## BEGIN Record extracts
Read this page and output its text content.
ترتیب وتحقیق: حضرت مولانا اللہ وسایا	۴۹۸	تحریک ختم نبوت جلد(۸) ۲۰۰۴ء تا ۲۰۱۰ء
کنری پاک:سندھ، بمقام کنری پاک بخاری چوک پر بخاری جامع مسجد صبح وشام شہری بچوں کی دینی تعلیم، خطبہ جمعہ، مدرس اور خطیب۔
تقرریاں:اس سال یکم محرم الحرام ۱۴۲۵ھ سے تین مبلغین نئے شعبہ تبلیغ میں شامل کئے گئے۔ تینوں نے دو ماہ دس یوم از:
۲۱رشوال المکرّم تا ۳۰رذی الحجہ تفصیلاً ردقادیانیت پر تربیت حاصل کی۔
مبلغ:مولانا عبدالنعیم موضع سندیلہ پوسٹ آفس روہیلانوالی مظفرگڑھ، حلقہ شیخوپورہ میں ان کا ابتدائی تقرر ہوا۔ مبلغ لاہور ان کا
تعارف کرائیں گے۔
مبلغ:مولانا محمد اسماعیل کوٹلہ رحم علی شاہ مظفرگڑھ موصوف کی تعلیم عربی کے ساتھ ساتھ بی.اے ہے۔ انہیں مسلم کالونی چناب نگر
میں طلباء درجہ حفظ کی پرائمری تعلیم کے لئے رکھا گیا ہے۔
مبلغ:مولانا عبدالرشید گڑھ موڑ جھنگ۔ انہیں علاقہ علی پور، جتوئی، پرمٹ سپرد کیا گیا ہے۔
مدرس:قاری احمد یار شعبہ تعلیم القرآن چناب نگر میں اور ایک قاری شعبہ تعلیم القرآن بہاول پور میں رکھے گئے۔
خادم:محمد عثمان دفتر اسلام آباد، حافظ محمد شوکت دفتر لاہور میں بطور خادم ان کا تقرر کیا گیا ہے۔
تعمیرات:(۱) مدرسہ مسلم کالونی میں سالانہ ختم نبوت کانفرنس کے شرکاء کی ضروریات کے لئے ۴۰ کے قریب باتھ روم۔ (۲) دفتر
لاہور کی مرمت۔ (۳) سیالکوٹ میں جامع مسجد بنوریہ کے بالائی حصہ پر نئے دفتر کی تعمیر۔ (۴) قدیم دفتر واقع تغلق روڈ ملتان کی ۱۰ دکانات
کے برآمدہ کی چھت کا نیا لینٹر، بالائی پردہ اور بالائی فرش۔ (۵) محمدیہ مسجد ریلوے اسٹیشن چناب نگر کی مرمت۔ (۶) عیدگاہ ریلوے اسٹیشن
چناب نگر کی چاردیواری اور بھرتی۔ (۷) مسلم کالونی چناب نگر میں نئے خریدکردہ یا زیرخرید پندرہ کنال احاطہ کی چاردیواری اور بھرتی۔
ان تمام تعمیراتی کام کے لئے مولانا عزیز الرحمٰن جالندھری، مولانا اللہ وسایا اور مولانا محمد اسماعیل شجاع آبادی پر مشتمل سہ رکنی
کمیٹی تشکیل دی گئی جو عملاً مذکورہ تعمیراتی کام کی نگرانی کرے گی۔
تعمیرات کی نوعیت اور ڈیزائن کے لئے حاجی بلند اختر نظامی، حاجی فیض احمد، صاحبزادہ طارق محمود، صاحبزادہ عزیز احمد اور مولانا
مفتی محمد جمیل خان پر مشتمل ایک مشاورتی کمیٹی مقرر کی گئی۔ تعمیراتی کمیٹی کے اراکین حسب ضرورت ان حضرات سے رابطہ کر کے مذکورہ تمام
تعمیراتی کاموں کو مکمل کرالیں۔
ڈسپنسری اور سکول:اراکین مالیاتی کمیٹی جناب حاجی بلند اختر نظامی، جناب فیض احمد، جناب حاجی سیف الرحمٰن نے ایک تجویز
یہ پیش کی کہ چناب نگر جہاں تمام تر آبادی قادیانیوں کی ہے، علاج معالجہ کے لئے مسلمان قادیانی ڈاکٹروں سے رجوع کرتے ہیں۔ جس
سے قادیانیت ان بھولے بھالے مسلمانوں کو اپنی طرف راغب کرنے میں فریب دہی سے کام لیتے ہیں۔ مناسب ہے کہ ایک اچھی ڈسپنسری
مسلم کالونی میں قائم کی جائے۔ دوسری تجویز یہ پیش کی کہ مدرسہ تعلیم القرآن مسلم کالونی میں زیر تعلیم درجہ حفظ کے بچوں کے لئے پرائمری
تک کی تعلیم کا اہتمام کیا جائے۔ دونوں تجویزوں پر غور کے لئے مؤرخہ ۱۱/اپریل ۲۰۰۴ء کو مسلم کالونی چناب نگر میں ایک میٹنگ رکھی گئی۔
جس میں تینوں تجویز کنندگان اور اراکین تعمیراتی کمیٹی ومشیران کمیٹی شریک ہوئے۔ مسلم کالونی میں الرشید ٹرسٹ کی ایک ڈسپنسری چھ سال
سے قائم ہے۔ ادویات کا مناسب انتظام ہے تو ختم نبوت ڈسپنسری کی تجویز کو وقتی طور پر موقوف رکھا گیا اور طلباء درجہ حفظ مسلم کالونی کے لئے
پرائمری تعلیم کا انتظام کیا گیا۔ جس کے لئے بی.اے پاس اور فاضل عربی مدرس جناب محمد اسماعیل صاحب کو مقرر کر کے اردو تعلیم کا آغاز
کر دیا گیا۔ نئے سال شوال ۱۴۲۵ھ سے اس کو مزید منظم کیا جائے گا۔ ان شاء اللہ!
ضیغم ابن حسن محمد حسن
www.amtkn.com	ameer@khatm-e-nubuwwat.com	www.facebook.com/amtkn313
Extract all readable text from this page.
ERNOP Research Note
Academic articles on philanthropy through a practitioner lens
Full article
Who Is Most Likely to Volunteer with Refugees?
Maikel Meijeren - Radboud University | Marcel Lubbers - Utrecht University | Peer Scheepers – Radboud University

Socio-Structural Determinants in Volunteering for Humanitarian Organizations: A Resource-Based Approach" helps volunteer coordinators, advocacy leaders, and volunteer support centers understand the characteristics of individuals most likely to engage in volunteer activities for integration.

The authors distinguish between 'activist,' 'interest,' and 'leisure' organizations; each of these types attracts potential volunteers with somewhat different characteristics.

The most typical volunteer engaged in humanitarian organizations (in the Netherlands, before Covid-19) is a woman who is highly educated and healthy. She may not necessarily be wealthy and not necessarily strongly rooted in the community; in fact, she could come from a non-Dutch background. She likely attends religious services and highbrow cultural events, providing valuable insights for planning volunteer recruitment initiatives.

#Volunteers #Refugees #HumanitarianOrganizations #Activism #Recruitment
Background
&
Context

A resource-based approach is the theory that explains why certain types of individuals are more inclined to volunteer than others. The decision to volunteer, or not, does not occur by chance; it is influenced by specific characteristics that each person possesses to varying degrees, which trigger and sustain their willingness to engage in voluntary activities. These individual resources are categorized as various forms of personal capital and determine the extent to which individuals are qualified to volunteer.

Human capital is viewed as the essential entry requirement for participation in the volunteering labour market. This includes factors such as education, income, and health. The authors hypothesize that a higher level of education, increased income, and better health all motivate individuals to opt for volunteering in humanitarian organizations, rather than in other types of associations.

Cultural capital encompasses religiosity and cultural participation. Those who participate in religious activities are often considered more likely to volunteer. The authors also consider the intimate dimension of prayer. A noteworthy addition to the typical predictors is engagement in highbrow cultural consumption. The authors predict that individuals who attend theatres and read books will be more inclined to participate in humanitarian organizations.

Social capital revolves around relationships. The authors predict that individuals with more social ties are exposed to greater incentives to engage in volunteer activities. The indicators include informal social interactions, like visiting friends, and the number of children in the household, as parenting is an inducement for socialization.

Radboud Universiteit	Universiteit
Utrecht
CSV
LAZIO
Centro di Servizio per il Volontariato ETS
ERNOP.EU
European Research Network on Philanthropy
## END Record extracts
▶ Set exercise
Going through the records above, state how many lines carry "ڈسپنسری", with no other text.

▶ Output below
4